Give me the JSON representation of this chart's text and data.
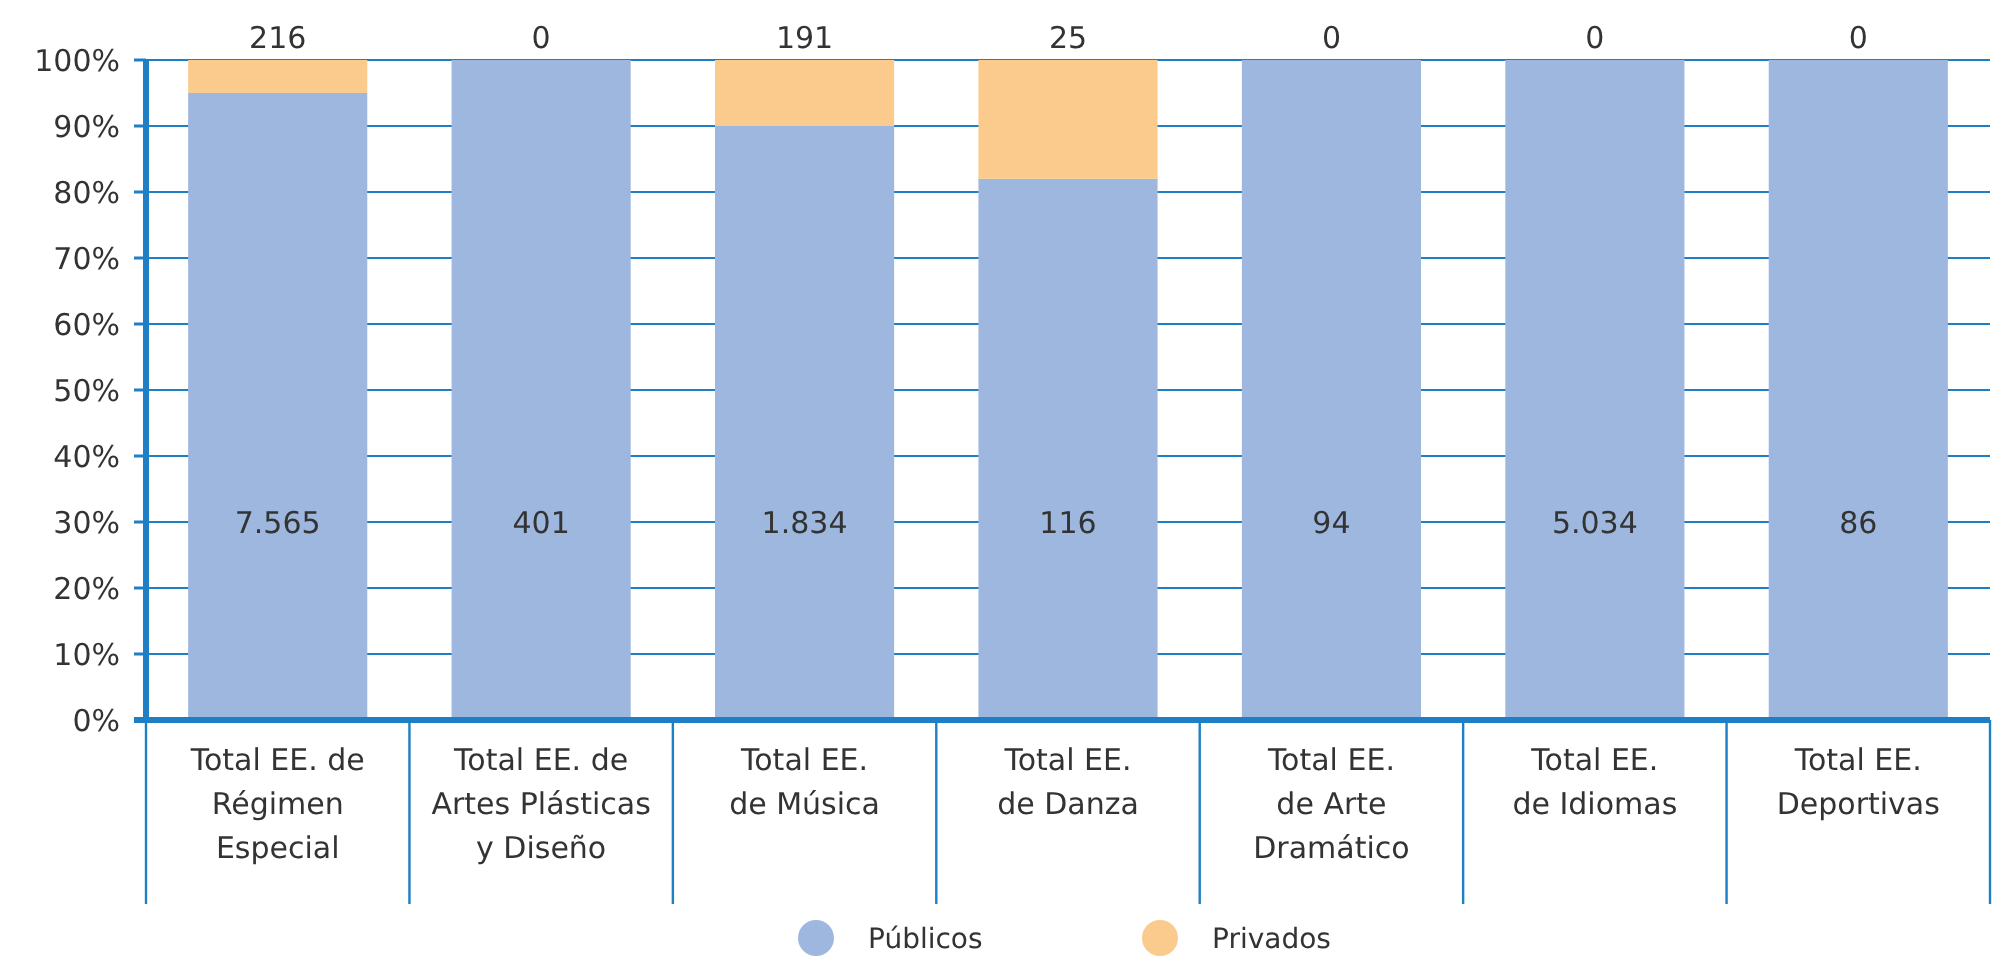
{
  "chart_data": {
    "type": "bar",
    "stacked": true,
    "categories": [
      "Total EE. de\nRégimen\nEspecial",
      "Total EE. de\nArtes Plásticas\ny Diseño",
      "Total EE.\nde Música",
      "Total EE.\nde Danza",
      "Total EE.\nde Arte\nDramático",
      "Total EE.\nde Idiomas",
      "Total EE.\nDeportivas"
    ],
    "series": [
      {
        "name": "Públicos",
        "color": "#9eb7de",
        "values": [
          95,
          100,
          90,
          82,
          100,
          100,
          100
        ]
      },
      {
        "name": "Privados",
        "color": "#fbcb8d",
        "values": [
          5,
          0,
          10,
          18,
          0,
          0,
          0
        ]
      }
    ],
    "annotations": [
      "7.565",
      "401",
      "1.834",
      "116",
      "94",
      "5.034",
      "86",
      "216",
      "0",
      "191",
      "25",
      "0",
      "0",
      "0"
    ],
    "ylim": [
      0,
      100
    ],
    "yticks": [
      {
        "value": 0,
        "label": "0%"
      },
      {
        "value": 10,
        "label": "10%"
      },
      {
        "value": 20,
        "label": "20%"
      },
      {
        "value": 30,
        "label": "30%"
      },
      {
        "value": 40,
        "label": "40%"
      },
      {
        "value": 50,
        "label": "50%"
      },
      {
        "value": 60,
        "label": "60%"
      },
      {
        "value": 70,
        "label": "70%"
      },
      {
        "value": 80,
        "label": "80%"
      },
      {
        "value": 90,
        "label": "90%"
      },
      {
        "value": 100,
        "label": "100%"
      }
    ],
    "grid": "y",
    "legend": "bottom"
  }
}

------------------------

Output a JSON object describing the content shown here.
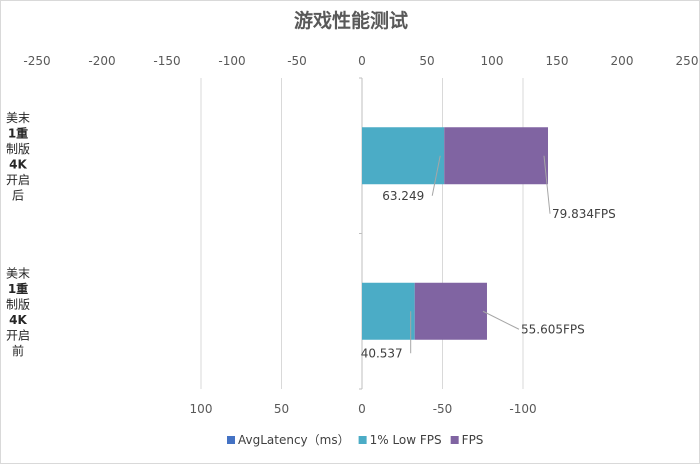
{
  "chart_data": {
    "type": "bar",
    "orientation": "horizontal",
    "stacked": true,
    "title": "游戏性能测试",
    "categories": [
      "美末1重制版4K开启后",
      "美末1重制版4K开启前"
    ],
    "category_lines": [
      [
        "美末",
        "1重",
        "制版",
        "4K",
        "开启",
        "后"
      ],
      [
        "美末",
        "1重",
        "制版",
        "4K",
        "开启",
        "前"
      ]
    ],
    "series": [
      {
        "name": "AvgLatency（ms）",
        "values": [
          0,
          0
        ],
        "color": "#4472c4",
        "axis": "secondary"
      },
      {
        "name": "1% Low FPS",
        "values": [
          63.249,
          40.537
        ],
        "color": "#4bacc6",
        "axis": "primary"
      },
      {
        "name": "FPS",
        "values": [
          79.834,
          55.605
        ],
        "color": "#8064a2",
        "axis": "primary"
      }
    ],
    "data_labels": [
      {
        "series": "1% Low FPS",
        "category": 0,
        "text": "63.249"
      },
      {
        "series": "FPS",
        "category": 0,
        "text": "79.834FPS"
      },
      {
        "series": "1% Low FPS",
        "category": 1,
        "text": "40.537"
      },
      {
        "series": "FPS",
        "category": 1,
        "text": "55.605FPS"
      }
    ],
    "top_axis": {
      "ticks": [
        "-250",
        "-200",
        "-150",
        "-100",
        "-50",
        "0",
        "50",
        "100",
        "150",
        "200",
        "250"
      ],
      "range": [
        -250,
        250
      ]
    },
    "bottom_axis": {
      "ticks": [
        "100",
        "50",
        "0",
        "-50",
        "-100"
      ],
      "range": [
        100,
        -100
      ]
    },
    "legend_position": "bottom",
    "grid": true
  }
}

------------------------

**REQUIREMENT**
Your task is to pick out every line with the string "color" and copy it.

**ANSWER FOR THIS EXERCISE**
        "color": "#9eb7de",
        "color": "#fbcb8d",
        "color": "#4472c4",
        "color": "#4bacc6",
        "color": "#8064a2",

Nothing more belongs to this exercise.